DATASET EXCERPTS.
start
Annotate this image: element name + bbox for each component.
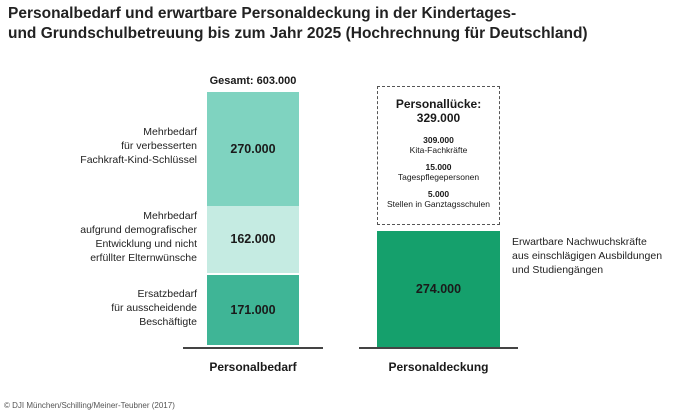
personalluecke-total: 329.000 [416,111,461,125]
label-line: aus einschlägigen Ausbildungen [512,250,663,263]
baseline-personalbedarf [183,347,323,349]
bar-segment-ersatzbedarf: 171.000 [207,274,299,345]
bar-segment-nachwuchskraefte: 274.000 [377,231,500,347]
bar-segment-mehrbedarf-schluessel: 270.000 [207,92,299,207]
label-nachwuchskraefte: Erwartbare Nachwuchskräfte aus einschlägi… [512,235,692,277]
label-line: erfüllter Elternwünsche [90,252,197,265]
gap-item-label: Tagespflegepersonen [397,172,480,182]
title-line-2: und Grundschulbetreuung bis zum Jahr 202… [8,25,588,42]
label-line: und Studiengängen [512,264,604,277]
label-line: für verbesserten [121,140,197,153]
label-line: Beschäftigte [139,315,197,328]
gap-item-label: Stellen in Ganztagsschulen [386,199,490,209]
category-personaldeckung: Personaldeckung [388,360,489,374]
label-line: Erwartbare Nachwuchskräfte [512,236,647,249]
source-credit: © DJI München/Schilling/Meiner-Teubner (… [4,401,175,410]
chart-title: Personalbedarf und erwartbare Personalde… [8,4,698,44]
label-line: Mehrbedarf [143,210,197,223]
gap-item-value: 15.000 [425,162,452,172]
title-line-1: Personalbedarf und erwartbare Personalde… [8,5,517,22]
personalluecke-box: Personallücke: 329.000 309.000 Kita-Fachkrä… [377,86,500,226]
label-ersatzbedarf: Ersatzbedarf für ausscheidende Beschäftigt… [40,287,197,329]
gap-item-label: Kita-Fachkräfte [409,145,468,155]
label-line: Mehrbedarf [143,126,197,139]
label-line: Fachkraft-Kind-Schlüssel [80,154,197,167]
bar-segment-mehrbedarf-demografie: 162.000 [207,206,299,273]
gap-item-value: 309.000 [423,135,454,145]
label-mehrbedarf-schluessel: Mehrbedarf für verbesserten Fachkraft-Kind… [40,125,197,167]
label-line: für ausscheidende [111,301,197,314]
category-personalbedarf: Personalbedarf [209,360,297,374]
personalluecke-title: Personallücke: [395,97,482,111]
gap-item-value: 5.000 [427,189,450,199]
label-line: Entwicklung und nicht [95,238,197,251]
label-mehrbedarf-demografie: Mehrbedarf aufgrund demografischer Entwick… [40,209,197,265]
label-line: Ersatzbedarf [137,287,197,300]
baseline-personaldeckung [359,347,518,349]
total-label: Gesamt: 603.000 [209,75,297,87]
label-line: aufgrund demografischer [80,224,197,237]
end
EXERCISE TASK. Rewrite all of the data above, switching every occurrence of "Personallücke" to "Fachkräftelücke" and leaving everything else unchanged. Leave the pictures out of your answer.

WRITTEN SOLUTION.
Annotate this image: element name + bbox for each component.
personalluecke-total: 329.000 [416,111,461,125]
label-line: aus einschlägigen Ausbildungen [512,250,663,263]
baseline-personalbedarf [183,347,323,349]
bar-segment-ersatzbedarf: 171.000 [207,274,299,345]
bar-segment-nachwuchskraefte: 274.000 [377,231,500,347]
bar-segment-mehrbedarf-schluessel: 270.000 [207,92,299,207]
label-nachwuchskraefte: Erwartbare Nachwuchskräfte aus einschlägi… [512,235,692,277]
label-line: erfüllter Elternwünsche [90,252,197,265]
gap-item-label: Tagespflegepersonen [397,172,480,182]
title-line-2: und Grundschulbetreuung bis zum Jahr 202… [8,25,588,42]
label-line: und Studiengängen [512,264,604,277]
label-line: für verbesserten [121,140,197,153]
label-line: Beschäftigte [139,315,197,328]
gap-item-label: Stellen in Ganztagsschulen [386,199,490,209]
category-personaldeckung: Personaldeckung [388,360,489,374]
label-line: Erwartbare Nachwuchskräfte [512,236,647,249]
source-credit: © DJI München/Schilling/Meiner-Teubner (… [4,401,175,410]
chart-title: Personalbedarf und erwartbare Personalde… [8,4,698,44]
label-line: Mehrbedarf [143,210,197,223]
gap-item-value: 15.000 [425,162,452,172]
title-line-1: Personalbedarf und erwartbare Personalde… [8,5,517,22]
personalluecke-box: Fachkräftelücke: 329.000 309.000 Kita-Fachkrä… [377,86,500,226]
label-ersatzbedarf: Ersatzbedarf für ausscheidende Beschäftigt… [40,287,197,329]
gap-item-label: Kita-Fachkräfte [409,145,468,155]
label-line: Mehrbedarf [143,126,197,139]
label-line: Fachkraft-Kind-Schlüssel [80,154,197,167]
bar-segment-mehrbedarf-demografie: 162.000 [207,206,299,273]
gap-item-value: 309.000 [423,135,454,145]
label-mehrbedarf-schluessel: Mehrbedarf für verbesserten Fachkraft-Kind… [40,125,197,167]
label-line: für ausscheidende [111,301,197,314]
category-personalbedarf: Personalbedarf [209,360,297,374]
personalluecke-title: Fachkräftelücke: [395,97,482,111]
gap-item-value: 5.000 [427,189,450,199]
label-line: Entwicklung und nicht [95,238,197,251]
label-mehrbedarf-demografie: Mehrbedarf aufgrund demografischer Entwick… [40,209,197,265]
label-line: Ersatzbedarf [137,287,197,300]
baseline-personaldeckung [359,347,518,349]
total-label: Gesamt: 603.000 [209,75,297,87]
label-line: aufgrund demografischer [80,224,197,237]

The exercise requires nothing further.